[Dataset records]
* begin *

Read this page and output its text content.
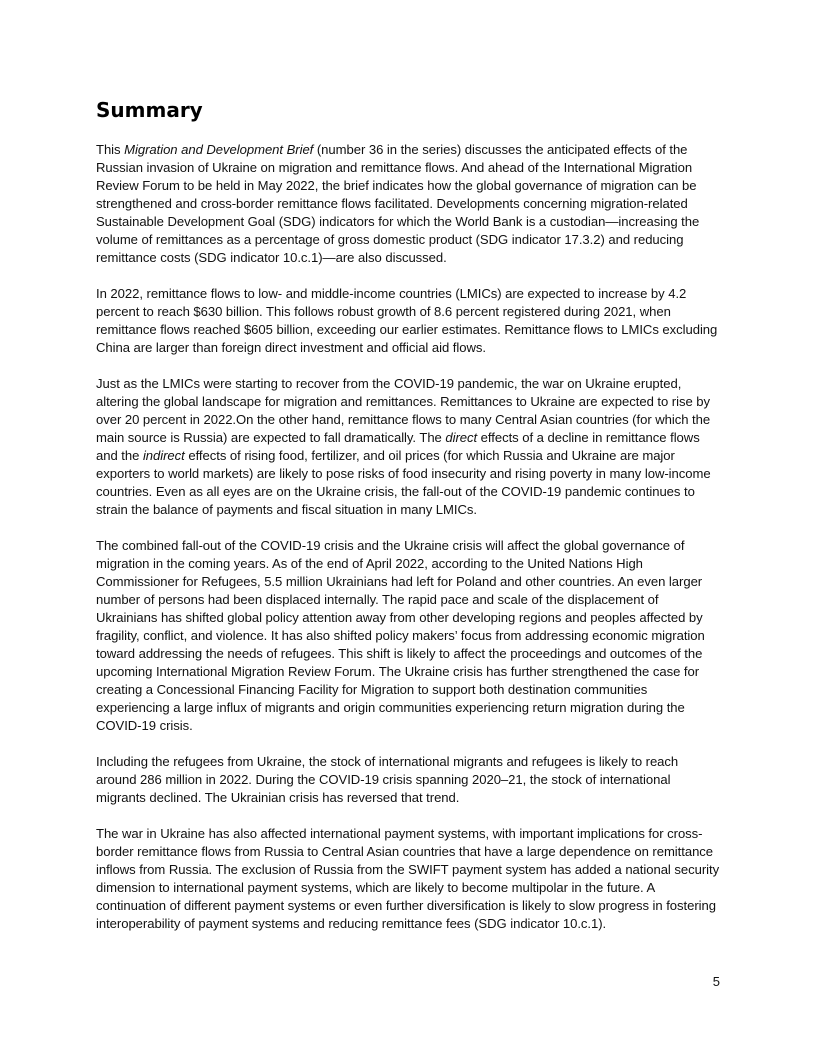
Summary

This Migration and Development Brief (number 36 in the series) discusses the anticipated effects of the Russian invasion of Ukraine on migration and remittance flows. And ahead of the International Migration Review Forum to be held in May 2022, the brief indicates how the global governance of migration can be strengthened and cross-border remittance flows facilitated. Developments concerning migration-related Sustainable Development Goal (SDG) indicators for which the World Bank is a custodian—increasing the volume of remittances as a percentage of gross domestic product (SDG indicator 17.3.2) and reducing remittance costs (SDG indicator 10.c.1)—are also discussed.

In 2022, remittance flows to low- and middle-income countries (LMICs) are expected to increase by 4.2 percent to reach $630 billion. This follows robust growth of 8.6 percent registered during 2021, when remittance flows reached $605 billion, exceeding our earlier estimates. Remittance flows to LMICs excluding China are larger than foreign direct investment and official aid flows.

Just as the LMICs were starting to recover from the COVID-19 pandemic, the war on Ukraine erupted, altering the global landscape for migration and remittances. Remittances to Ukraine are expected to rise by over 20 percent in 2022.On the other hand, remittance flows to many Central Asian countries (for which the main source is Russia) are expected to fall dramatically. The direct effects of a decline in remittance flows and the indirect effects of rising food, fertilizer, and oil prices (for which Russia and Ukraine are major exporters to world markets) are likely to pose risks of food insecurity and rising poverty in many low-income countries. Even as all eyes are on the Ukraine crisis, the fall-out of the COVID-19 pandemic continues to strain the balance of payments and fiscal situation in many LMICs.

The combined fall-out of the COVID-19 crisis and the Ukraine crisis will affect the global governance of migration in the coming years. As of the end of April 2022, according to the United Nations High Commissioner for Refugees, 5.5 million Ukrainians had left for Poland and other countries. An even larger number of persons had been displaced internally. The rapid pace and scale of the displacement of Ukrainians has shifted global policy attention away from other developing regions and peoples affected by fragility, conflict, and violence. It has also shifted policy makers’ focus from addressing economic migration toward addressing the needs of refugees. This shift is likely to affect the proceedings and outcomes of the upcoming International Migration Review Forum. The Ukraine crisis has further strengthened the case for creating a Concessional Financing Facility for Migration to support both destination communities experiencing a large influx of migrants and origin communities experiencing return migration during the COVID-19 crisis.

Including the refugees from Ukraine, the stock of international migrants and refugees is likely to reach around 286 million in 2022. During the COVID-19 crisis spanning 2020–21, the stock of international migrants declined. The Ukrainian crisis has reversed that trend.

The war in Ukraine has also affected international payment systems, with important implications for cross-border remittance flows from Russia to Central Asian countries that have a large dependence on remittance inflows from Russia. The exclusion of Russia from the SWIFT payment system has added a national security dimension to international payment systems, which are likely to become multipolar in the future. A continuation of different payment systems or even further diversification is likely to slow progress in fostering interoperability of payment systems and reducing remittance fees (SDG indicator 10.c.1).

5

* end *

Omit all pictures while transcribing the entries verbatim.

■ **Solved exercise**:
Read this page and output its text content.
Summary

This Migration and Development Brief (number 36 in the series) discusses the anticipated effects of the Russian invasion of Ukraine on migration and remittance flows. And ahead of the International Migration Review Forum to be held in May 2022, the brief indicates how the global governance of migration can be strengthened and cross-border remittance flows facilitated. Developments concerning migration-related Sustainable Development Goal (SDG) indicators for which the World Bank is a custodian—increasing the volume of remittances as a percentage of gross domestic product (SDG indicator 17.3.2) and reducing remittance costs (SDG indicator 10.c.1)—are also discussed.

In 2022, remittance flows to low- and middle-income countries (LMICs) are expected to increase by 4.2 percent to reach $630 billion. This follows robust growth of 8.6 percent registered during 2021, when remittance flows reached $605 billion, exceeding our earlier estimates. Remittance flows to LMICs excluding China are larger than foreign direct investment and official aid flows.

Just as the LMICs were starting to recover from the COVID-19 pandemic, the war on Ukraine erupted, altering the global landscape for migration and remittances. Remittances to Ukraine are expected to rise by over 20 percent in 2022.On the other hand, remittance flows to many Central Asian countries (for which the main source is Russia) are expected to fall dramatically. The direct effects of a decline in remittance flows and the indirect effects of rising food, fertilizer, and oil prices (for which Russia and Ukraine are major exporters to world markets) are likely to pose risks of food insecurity and rising poverty in many low-income countries. Even as all eyes are on the Ukraine crisis, the fall-out of the COVID-19 pandemic continues to strain the balance of payments and fiscal situation in many LMICs.

The combined fall-out of the COVID-19 crisis and the Ukraine crisis will affect the global governance of migration in the coming years. As of the end of April 2022, according to the United Nations High Commissioner for Refugees, 5.5 million Ukrainians had left for Poland and other countries. An even larger number of persons had been displaced internally. The rapid pace and scale of the displacement of Ukrainians has shifted global policy attention away from other developing regions and peoples affected by fragility, conflict, and violence. It has also shifted policy makers’ focus from addressing economic migration toward addressing the needs of refugees. This shift is likely to affect the proceedings and outcomes of the upcoming International Migration Review Forum. The Ukraine crisis has further strengthened the case for creating a Concessional Financing Facility for Migration to support both destination communities experiencing a large influx of migrants and origin communities experiencing return migration during the COVID-19 crisis.

Including the refugees from Ukraine, the stock of international migrants and refugees is likely to reach around 286 million in 2022. During the COVID-19 crisis spanning 2020–21, the stock of international migrants declined. The Ukrainian crisis has reversed that trend.

The war in Ukraine has also affected international payment systems, with important implications for cross-border remittance flows from Russia to Central Asian countries that have a large dependence on remittance inflows from Russia. The exclusion of Russia from the SWIFT payment system has added a national security dimension to international payment systems, which are likely to become multipolar in the future. A continuation of different payment systems or even further diversification is likely to slow progress in fostering interoperability of payment systems and reducing remittance fees (SDG indicator 10.c.1).

5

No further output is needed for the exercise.